***** Texto citado

Sobre númenes, leones y jaguares indice de la polémica

Iñigo Ongay

Respuesta a David Alvargonzález

En su artículo «El león de Iñigo Ongay y el jaguarete de Iguazú» (El Catoblepas, nº 40, pág. 11) responde David Alvargonzález los comentarios sobre el desarrollo de la polémica en torno a los númenes y la filosofía angular de la religión que yo había dejado planteados en el número 39 de El Catoblepas. En este breve texto el Profesor Alvargonzález hace pie sobre todo en la crítica a un argumento «nuevo» que yo habría ofrecido en mi artículo «Númenes reales y Filosofía angular de la religión», y que el propio profesor gijonés rotula como «argumento del encuentro con el león». Dado que efectivamente las consideraciones sobre un tal «experimento mental» ocupan la mayor parte del artículo de David Alvargonzález, yo también voy a optar por centrar mi respuesta en este flanco, dedicando en cambio poco espacio –o más bien casi ninguno– a otras objeciones que David arroja contra mi texto, particularmente a las que hacen blanco en los «procedimientos» argumentativos utilizados en este mismo («argumentos de autoridad», «constantes paráfrasis» de Gustavo Bueno, &c.){1}.

Bien, entrando por lo tanto, sin más preámbulos, en la réplica de David sobre mi «experimento mental», lo primero que considero necesario aclarar es que nuestro autor no ha entendido realmente nada bien –seguramente por nuestra culpa– el argumento del «encuentro con el león» que yo presentaba en mi anterior trabajo; es más, en primer lugar ha interpretado de un modo verdaderamente muy embrollado las «intenciones» con las que una tal situación se introducía en la polémica y además, en segundo lugar, tampoco –creo– ha acertado a calcular el alcance que conferíamos a dicho «argumento». Vamos a detenernos brevemente sobre estas cuestiones.

De un lado, decimos, David ha interpretado mal mis intenciones dado que tal y como el profesor asturiano se representa estas mismas, parecería que yo tratase, con mi ejemplo, de hacerle «reconsiderar» aunque fuese marrulleramente y mediante la subrepticia introducción del expediente de la fiera peligrosa, su «impiedad primaria» a la manera –y este es ejemplo sacado a colación por el mismo Alvargonzález en su discusión de mis argumentos– como también el clérigo católico pretende provocar la «conversión» en el ateo terciario una vez este sea colocado ante el trámite de la muerte, las penas del infierno, y no sé cuántas cosas más. De esta manera, responde David, mis pretensiones son enteramente erróneas, puesto que aunque la fiera de mi ejemplo mate y devore a mi interlocutor, este efectivamente moriría, sin por ello abdicar de su «impiedad» materialista, es decir, moriría consciente, en todo caso, de los límites de la inteligencia de los felinos.

**********
***** Datos proporcionados

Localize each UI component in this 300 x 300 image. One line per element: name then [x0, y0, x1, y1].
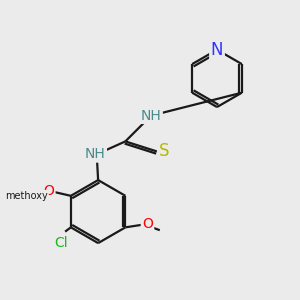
Text: O: O: [142, 217, 153, 231]
Text: O: O: [43, 184, 54, 198]
Text: NH: NH: [141, 109, 161, 123]
Text: methoxy: methoxy: [32, 191, 38, 192]
Text: Cl: Cl: [54, 236, 68, 250]
Text: methoxy: methoxy: [5, 191, 48, 201]
Text: NH: NH: [85, 147, 106, 161]
Text: S: S: [159, 142, 169, 160]
Text: N: N: [211, 41, 223, 59]
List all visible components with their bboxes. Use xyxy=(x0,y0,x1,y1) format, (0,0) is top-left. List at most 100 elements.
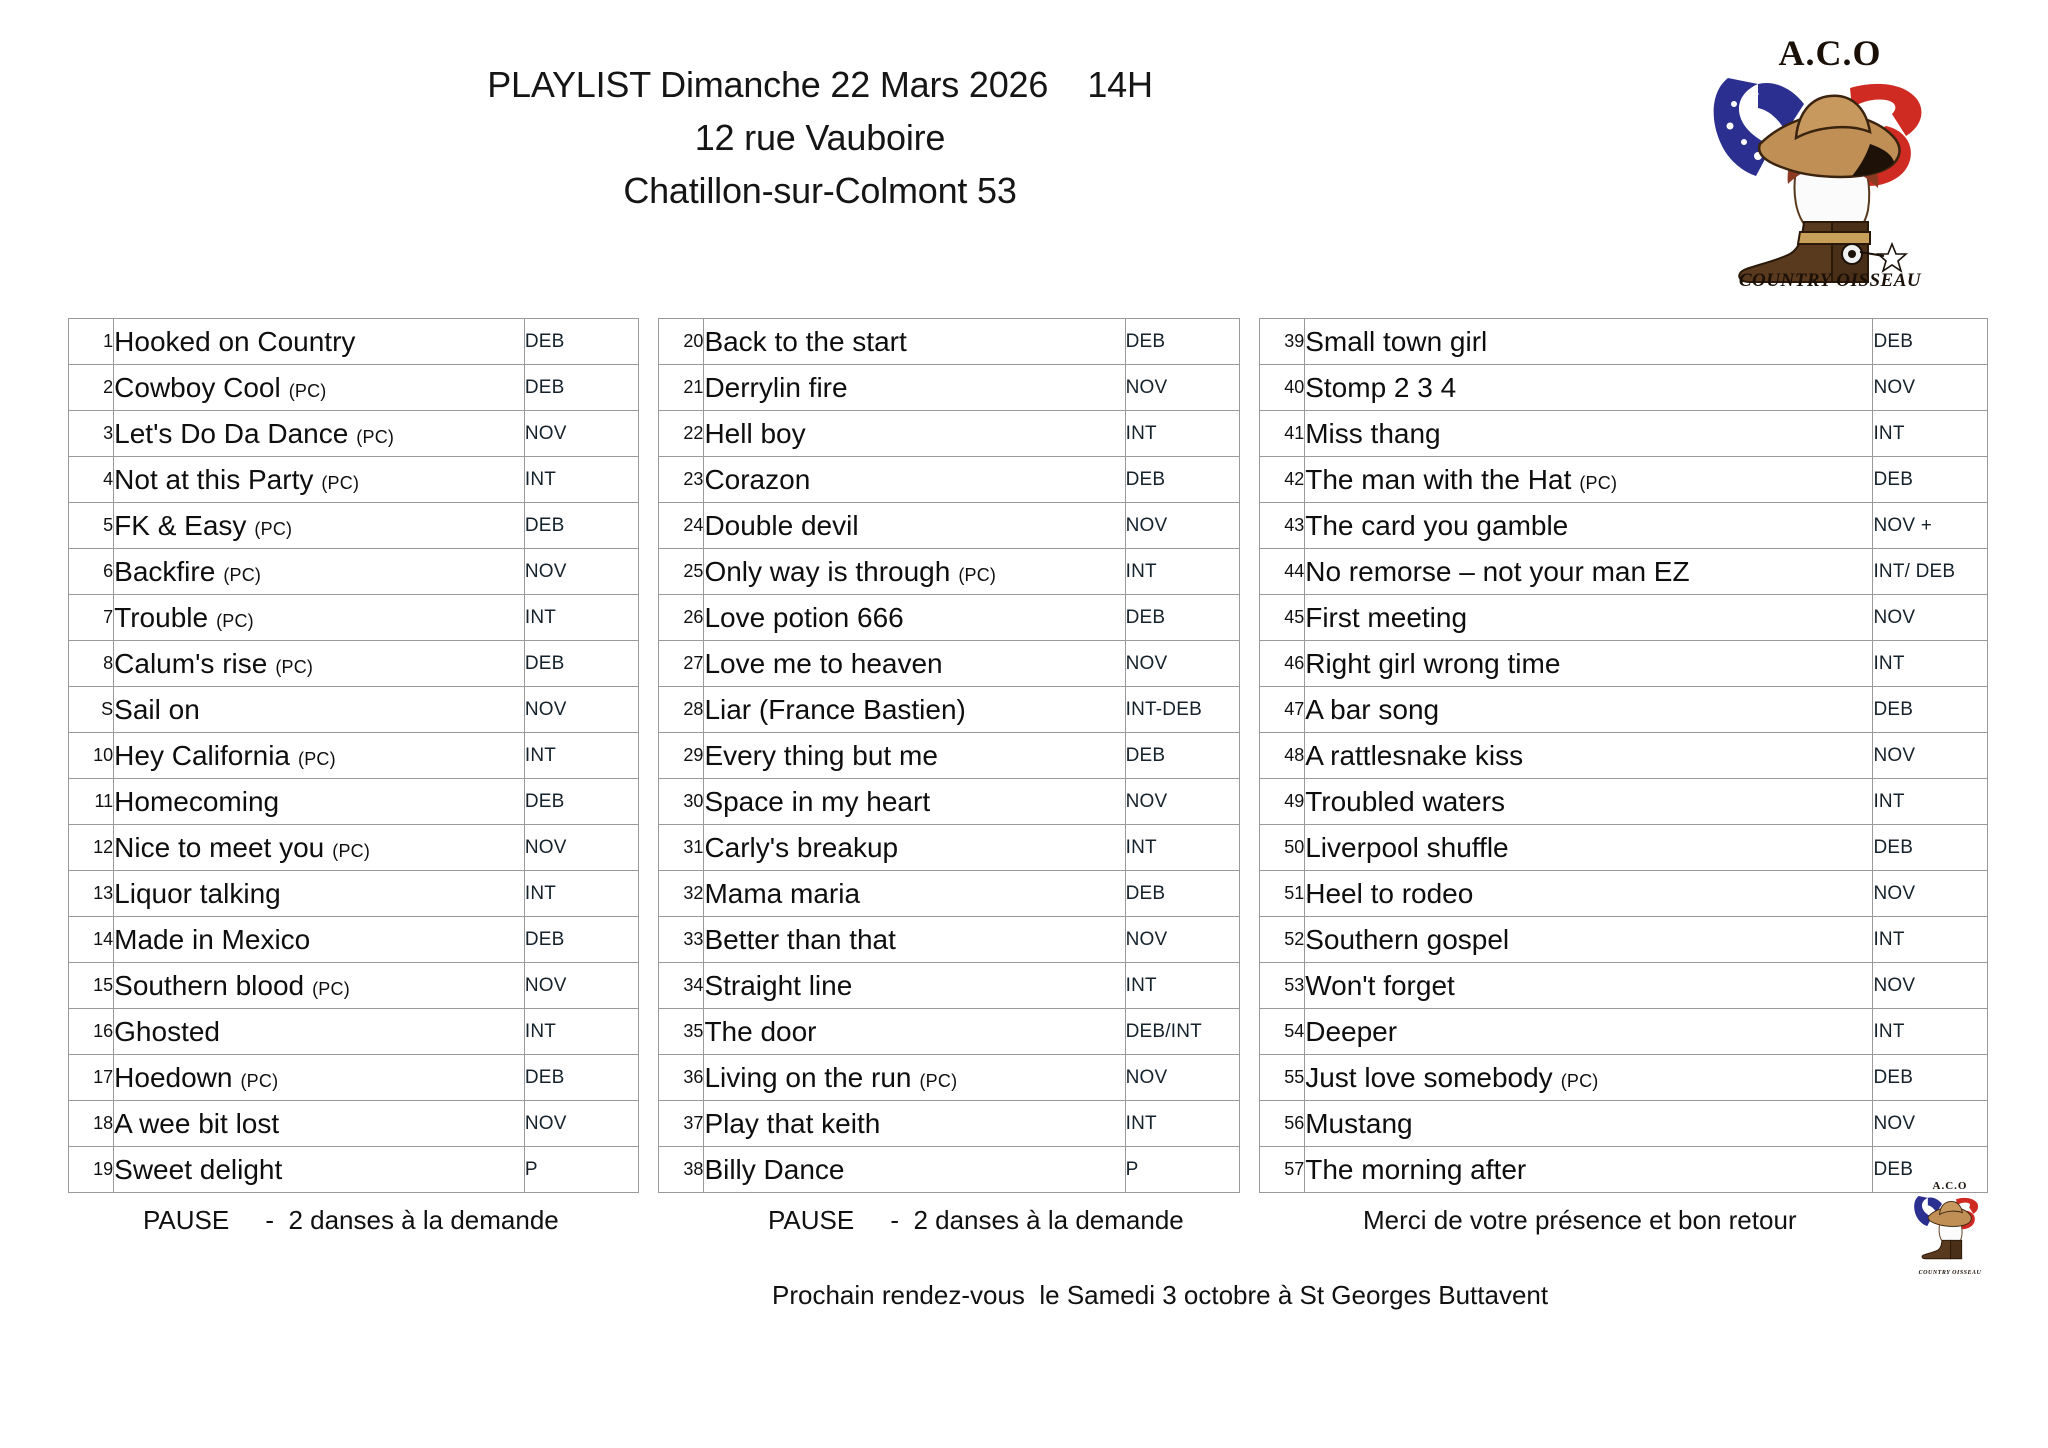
level-badge: INT xyxy=(1124,548,1241,595)
song-title-cell[interactable]: Trouble (PC) xyxy=(113,594,525,641)
song-title-cell[interactable]: Sweet delight xyxy=(113,1146,525,1193)
song-title-cell[interactable]: Troubled waters xyxy=(1304,778,1874,825)
row-number: 33 xyxy=(658,916,705,963)
level-badge: DEB xyxy=(1872,1146,1988,1193)
song-title-cell[interactable]: Back to the start xyxy=(703,318,1126,365)
column-gap xyxy=(638,962,659,1009)
song-title-cell[interactable]: Heel to rodeo xyxy=(1304,870,1874,917)
song-title-cell[interactable]: Just love somebody (PC) xyxy=(1304,1054,1874,1101)
song-title-cell[interactable]: Nice to meet you (PC) xyxy=(113,824,525,871)
song-title-cell[interactable]: Only way is through (PC) xyxy=(703,548,1126,595)
song-title-cell[interactable]: Mustang xyxy=(1304,1100,1874,1147)
playlist-table: 1 Hooked on Country DEB 20 Back to the start… xyxy=(67,318,1988,1193)
song-title-cell[interactable]: Double devil xyxy=(703,502,1126,549)
song-title-cell[interactable]: Living on the run (PC) xyxy=(703,1054,1126,1101)
row-number: 18 xyxy=(67,1100,115,1147)
table-row: 5 FK & Easy (PC) DEB 24 Double devil NOV 43 The … xyxy=(67,502,1988,549)
song-title-cell[interactable]: Liar (France Bastien) xyxy=(703,686,1126,733)
level-badge: INT xyxy=(1124,1100,1241,1147)
song-title-cell[interactable]: The morning after xyxy=(1304,1146,1874,1193)
song-title-cell[interactable]: Liquor talking xyxy=(113,870,525,917)
song-title-cell[interactable]: A bar song xyxy=(1304,686,1874,733)
partner-choreo-tag: (PC) xyxy=(240,1070,279,1091)
song-title-cell[interactable]: Let's Do Da Dance (PC) xyxy=(113,410,525,457)
song-title-cell[interactable]: Sail on xyxy=(113,686,525,733)
song-title-cell[interactable]: Cowboy Cool (PC) xyxy=(113,364,525,411)
footer-pause-1: PAUSE - 2 danses à la demande xyxy=(143,1205,559,1235)
logo-small-subtitle-text: COUNTRY OISSEAU xyxy=(1918,1270,1982,1276)
song-title-cell[interactable]: Ghosted xyxy=(113,1008,525,1055)
row-number: 35 xyxy=(658,1008,705,1055)
header-line-date: PLAYLIST Dimanche 22 Mars 2026 14H xyxy=(487,64,1153,105)
song-title-cell[interactable]: Play that keith xyxy=(703,1100,1126,1147)
song-title-cell[interactable]: Hooked on Country xyxy=(113,318,525,365)
song-title-cell[interactable]: Love me to heaven xyxy=(703,640,1126,687)
table-row: 13 Liquor talking INT 32 Mama maria DEB 51 Heel… xyxy=(67,870,1988,917)
song-title-cell[interactable]: Straight line xyxy=(703,962,1126,1009)
table-row: 2 Cowboy Cool (PC) DEB 21 Derrylin fire NOV 40 S… xyxy=(67,364,1988,411)
level-badge: NOV xyxy=(1124,364,1241,411)
song-title-cell[interactable]: FK & Easy (PC) xyxy=(113,502,525,549)
song-title-cell[interactable]: Liverpool shuffle xyxy=(1304,824,1874,871)
song-title-cell[interactable]: Southern blood (PC) xyxy=(113,962,525,1009)
song-title-cell[interactable]: Derrylin fire xyxy=(703,364,1126,411)
song-title: Hey California xyxy=(114,739,291,771)
song-title-cell[interactable]: Billy Dance xyxy=(703,1146,1126,1193)
aco-logo: A.C.O xyxy=(1700,26,1960,296)
song-title-cell[interactable]: Made in Mexico xyxy=(113,916,525,963)
song-title-cell[interactable]: Mama maria xyxy=(703,870,1126,917)
song-title-cell[interactable]: Won't forget xyxy=(1304,962,1874,1009)
song-title-cell[interactable]: Miss thang xyxy=(1304,410,1874,457)
song-title-cell[interactable]: Hey California (PC) xyxy=(113,732,525,779)
level-badge: NOV xyxy=(523,410,640,457)
song-title-cell[interactable]: Not at this Party (PC) xyxy=(113,456,525,503)
song-title-cell[interactable]: Love potion 666 xyxy=(703,594,1126,641)
song-title-cell[interactable]: Deeper xyxy=(1304,1008,1874,1055)
song-title-cell[interactable]: The card you gamble xyxy=(1304,502,1874,549)
column-gap xyxy=(638,548,659,595)
column-gap xyxy=(638,732,659,779)
song-title-cell[interactable]: Corazon xyxy=(703,456,1126,503)
song-title-cell[interactable]: First meeting xyxy=(1304,594,1874,641)
song-title-cell[interactable]: The man with the Hat (PC) xyxy=(1304,456,1874,503)
row-number: 47 xyxy=(1259,686,1306,733)
song-title-cell[interactable]: The door xyxy=(703,1008,1126,1055)
partner-choreo-tag: (PC) xyxy=(1560,1070,1599,1091)
column-gap xyxy=(638,778,659,825)
row-number: 42 xyxy=(1259,456,1306,503)
song-title: Mama maria xyxy=(704,877,861,909)
song-title: The man with the Hat xyxy=(1305,463,1572,495)
song-title: Let's Do Da Dance xyxy=(114,417,349,449)
song-title-cell[interactable]: Homecoming xyxy=(113,778,525,825)
song-title-cell[interactable]: Calum's rise (PC) xyxy=(113,640,525,687)
song-title-cell[interactable]: Southern gospel xyxy=(1304,916,1874,963)
song-title-cell[interactable]: Hoedown (PC) xyxy=(113,1054,525,1101)
song-title-cell[interactable]: Backfire (PC) xyxy=(113,548,525,595)
column-gap xyxy=(1239,640,1260,687)
level-badge: NOV xyxy=(1124,916,1241,963)
song-title-cell[interactable]: Stomp 2 3 4 xyxy=(1304,364,1874,411)
level-badge: DEB xyxy=(523,916,640,963)
song-title-cell[interactable]: Every thing but me xyxy=(703,732,1126,779)
column-gap xyxy=(638,410,659,457)
song-title-cell[interactable]: A wee bit lost xyxy=(113,1100,525,1147)
song-title-cell[interactable]: Right girl wrong time xyxy=(1304,640,1874,687)
row-number: 13 xyxy=(67,870,115,917)
row-number: 46 xyxy=(1259,640,1306,687)
song-title: Back to the start xyxy=(704,325,907,357)
column-gap xyxy=(638,686,659,733)
song-title-cell[interactable]: No remorse – not your man EZ xyxy=(1304,548,1874,595)
level-badge: INT xyxy=(523,870,640,917)
song-title: Hoedown xyxy=(114,1061,233,1093)
song-title-cell[interactable]: Carly's breakup xyxy=(703,824,1126,871)
song-title-cell[interactable]: Better than that xyxy=(703,916,1126,963)
row-number: 4 xyxy=(67,456,115,503)
song-title-cell[interactable]: Hell boy xyxy=(703,410,1126,457)
footer-pause-2: PAUSE - 2 danses à la demande xyxy=(768,1205,1184,1235)
song-title-cell[interactable]: Small town girl xyxy=(1304,318,1874,365)
row-number: 22 xyxy=(658,410,705,457)
song-title-cell[interactable]: A rattlesnake kiss xyxy=(1304,732,1874,779)
song-title-cell[interactable]: Space in my heart xyxy=(703,778,1126,825)
level-badge: NOV xyxy=(1124,640,1241,687)
song-title: The door xyxy=(704,1015,817,1047)
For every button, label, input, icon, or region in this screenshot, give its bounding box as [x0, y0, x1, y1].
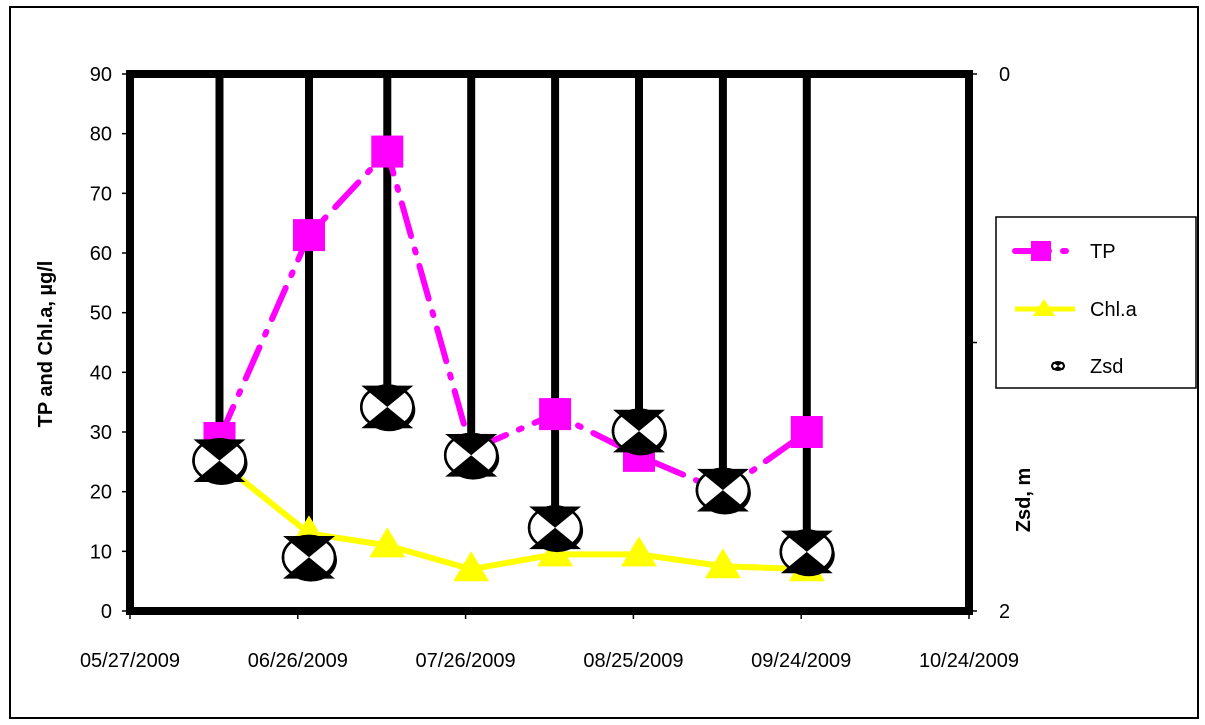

**********

**Qué hacer**. Según el texto sobre númenes, leones y jaguares, ¿por qué centra Iñigo Ongay su respuesta en el «experimento mental»? Responde en una a tres oraciones. Las filas son un material independiente del texto citado.

**Resultado final**. Porque las consideraciones sobre ese «experimento mental» ocupan la mayor parte del artículo de David Alvargonzález. Por eso dedica poco espacio, o casi ninguno, a sus demás objeciones, en particular a las que apuntan a los «procedimientos» argumentativos de su texto.